Selected excerpt.

════════════════

Friday, March 5, 2010

I have issues...

So I have had tons of thoughts swirling around my brain the past few weeks and figured I would sit down for a moment and try to get them out on paper.  Maybe you guys can help me or relate a little bit.  Even as I type, I am distracted by what I should be or need to be doing at this very moment.  But, I plopped down on my computer to "escape" all that should be done.  Now I did just go to the grocery and put stuff away.  I have chicken marinating to grill and moved a load of clothes through the laundry.  So here I sit, a reward or something like that, to type and clear my head. 
First item up for business...I have so much to do and so little time!!!! Actually I have so much I WANT to do and so little time management that there is always things that have to be done and I don't get around to what I want to do.  For example, I am so pitifully behind on scrapbooking I want to cry and throw in the towel.  But then I get inspired or motivated and want to catch up but can't justify sitting down to do crafty things when the house is a mess, bible study homework is undone, and so many other things need to be attended to.  I guess my root dilema lies in my lack of organization and house upkeep.  There is ALWAYS house work.  How do you all do it?? I only have 2 kids and it seems everything is in disarray all the time.  So I then get frustrated with all the laundry, housework, general life upkeep (bills, phone calls, etc.) and end up so sad that I can't craft and have to clean.  What is the best way to keep the house clean and functioning so when the boys are in school I can sit down and get things accomplished??? I get so inspired on all these blogs that I read and want to try all kinds of projects but can't justify it with a pile of laundry to do. sigh.

════════════════

Source records
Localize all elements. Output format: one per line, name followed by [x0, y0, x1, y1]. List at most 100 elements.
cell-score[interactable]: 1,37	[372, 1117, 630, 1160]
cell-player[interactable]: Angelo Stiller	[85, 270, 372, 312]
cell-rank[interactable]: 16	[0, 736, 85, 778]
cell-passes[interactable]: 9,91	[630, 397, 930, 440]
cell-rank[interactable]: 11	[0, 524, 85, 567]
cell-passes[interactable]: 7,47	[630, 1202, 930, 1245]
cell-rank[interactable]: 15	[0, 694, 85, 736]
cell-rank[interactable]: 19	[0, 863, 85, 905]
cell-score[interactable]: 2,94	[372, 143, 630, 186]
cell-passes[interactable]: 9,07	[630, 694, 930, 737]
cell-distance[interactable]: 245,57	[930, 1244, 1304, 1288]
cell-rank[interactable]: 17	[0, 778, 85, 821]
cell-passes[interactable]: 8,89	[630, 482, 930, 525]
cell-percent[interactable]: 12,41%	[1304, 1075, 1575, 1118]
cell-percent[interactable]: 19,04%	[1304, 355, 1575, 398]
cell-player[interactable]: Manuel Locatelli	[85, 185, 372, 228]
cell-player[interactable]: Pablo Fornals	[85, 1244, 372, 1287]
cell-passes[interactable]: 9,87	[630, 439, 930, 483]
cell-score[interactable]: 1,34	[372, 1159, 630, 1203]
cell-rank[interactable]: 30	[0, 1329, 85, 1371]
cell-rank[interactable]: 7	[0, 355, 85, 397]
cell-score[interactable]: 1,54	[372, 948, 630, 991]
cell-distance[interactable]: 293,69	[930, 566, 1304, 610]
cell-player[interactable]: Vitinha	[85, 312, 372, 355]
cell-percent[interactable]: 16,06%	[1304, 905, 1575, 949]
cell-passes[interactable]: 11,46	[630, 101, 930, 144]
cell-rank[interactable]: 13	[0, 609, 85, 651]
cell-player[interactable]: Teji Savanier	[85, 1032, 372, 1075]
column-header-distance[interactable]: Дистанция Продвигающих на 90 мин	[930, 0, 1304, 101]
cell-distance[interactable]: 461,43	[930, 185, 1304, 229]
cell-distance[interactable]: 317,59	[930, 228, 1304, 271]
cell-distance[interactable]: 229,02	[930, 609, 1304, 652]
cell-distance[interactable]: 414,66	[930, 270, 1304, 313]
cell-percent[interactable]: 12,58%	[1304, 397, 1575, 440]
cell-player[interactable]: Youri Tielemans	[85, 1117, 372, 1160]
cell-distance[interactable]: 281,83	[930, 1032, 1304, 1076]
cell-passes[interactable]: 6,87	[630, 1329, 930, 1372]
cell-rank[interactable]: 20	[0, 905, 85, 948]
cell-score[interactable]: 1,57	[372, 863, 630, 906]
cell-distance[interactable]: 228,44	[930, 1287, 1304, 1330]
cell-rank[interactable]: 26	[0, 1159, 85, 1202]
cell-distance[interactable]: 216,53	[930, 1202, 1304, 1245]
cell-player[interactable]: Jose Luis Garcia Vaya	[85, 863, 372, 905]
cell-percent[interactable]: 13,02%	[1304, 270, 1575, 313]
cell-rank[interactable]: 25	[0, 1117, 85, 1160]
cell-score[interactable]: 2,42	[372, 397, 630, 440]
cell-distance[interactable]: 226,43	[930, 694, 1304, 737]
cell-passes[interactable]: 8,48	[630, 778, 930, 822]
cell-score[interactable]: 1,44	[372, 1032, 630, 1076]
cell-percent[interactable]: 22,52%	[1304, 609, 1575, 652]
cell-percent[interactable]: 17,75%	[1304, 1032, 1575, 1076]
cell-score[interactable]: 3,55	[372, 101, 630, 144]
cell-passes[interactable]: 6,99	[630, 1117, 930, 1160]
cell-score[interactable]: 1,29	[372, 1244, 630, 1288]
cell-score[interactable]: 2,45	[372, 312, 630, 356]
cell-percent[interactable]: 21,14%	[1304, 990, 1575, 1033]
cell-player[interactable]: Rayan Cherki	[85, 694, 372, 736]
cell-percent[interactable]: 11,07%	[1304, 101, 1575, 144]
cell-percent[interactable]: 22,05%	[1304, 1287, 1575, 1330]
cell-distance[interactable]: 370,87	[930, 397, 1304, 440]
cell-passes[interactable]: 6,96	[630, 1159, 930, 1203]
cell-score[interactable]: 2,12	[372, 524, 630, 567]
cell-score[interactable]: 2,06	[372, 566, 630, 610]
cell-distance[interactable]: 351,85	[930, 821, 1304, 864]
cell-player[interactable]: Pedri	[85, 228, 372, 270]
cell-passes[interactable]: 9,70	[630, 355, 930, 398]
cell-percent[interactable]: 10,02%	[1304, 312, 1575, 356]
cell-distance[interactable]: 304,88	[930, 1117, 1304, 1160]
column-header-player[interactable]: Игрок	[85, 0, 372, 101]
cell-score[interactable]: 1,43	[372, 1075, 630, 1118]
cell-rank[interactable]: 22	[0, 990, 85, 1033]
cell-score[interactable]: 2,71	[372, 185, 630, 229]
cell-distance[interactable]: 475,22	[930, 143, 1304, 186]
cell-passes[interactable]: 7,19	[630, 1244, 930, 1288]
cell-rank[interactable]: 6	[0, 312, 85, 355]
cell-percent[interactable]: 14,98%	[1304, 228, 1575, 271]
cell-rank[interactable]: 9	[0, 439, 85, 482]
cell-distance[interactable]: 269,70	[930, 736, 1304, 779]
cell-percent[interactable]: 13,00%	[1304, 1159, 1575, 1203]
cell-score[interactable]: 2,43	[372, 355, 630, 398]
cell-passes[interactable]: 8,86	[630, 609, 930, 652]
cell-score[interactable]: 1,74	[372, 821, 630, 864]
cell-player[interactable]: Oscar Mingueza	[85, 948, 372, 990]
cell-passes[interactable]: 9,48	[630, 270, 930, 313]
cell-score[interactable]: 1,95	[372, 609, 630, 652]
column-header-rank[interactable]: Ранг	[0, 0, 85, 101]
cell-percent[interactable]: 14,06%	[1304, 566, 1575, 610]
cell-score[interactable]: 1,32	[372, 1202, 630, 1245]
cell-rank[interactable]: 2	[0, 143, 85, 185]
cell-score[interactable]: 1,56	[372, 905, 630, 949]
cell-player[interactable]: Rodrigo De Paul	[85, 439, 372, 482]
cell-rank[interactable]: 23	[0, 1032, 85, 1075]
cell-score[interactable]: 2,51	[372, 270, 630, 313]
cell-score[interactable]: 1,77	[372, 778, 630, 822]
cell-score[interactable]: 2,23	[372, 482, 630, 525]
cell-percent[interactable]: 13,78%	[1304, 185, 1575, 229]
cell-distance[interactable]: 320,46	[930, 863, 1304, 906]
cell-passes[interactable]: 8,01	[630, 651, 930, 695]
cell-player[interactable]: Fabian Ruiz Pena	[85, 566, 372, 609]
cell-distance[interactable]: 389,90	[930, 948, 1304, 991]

════════════════

Problem 1. Summarize the blog post in two sentences.
Problem 2. Repeat word for word the part of the blog post that opens with the words containing "I have issues..." and closes with "clear my head.".
Problem 3. Pick up the blog post after its final sentence and write what comes next.

Written answer 1. After a trip to the grocery, marinating chicken, and moving a load of laundry, the writer sits down to clear their head of the thoughts that have been swirling for weeks. The writer feels pitifully behind on scrapbooking and other wanted projects because housework, bible study homework, and general life upkeep always come first, blames a lack of organization and house upkeep, and asks readers how to keep the house clean and functioning.

Written answer 2.
I have issues...

So I have had tons of thoughts swirling around my brain the past few weeks and figured I would sit down for a moment and try to get them out on paper.  Maybe you guys can help me or relate a little bit.  Even as I type, I am distracted by what I should be or need to be doing at this very moment.  But, I plopped down on my computer to "escape" all that should be done.  Now I did just go to the grocery and put stuff away.  I have chicken marinating to grill and moved a load of clothes through the laundry.  So here I sit, a reward or something like that, to type and clear my head.

Written answer 3.
I know the computer is one of my problems.  Time management is HUGE! Nothing seems to work for me though.  And then I want to add training for a triathlon on top of that! Working out and starting the day after that seems to take half the day!  I find myself frustrated and ineffective as a stay at home mom that maybe works 1 day a week and can't get anything accomplished.  Anyone else feel like that?? Thoughts? Helpful hints?

To go along with kelly's show us your life I thought I would share my average day.

7-8 am wake up.  I am bad about sleeping until the boys wake me up and sometimes if they sleep in it is crazy in the mornings trying to get everyone dressed and out the door.
8:45- leave to take jackson to kindergarden (it only takes 3 minutes to get to school otherwise I would be in huge trouble here! Logan goes MWF to preschool and starts the same time)
9-2:30 on wed and fri both boys are in school and you would think that would be when i could get TONS done. never happens.  I usually run errands that I hate to do if the boys are with me. grocery shop etc.
wed and fri logan and I have the day together and read, garden, play, etc. maybe go to the gym.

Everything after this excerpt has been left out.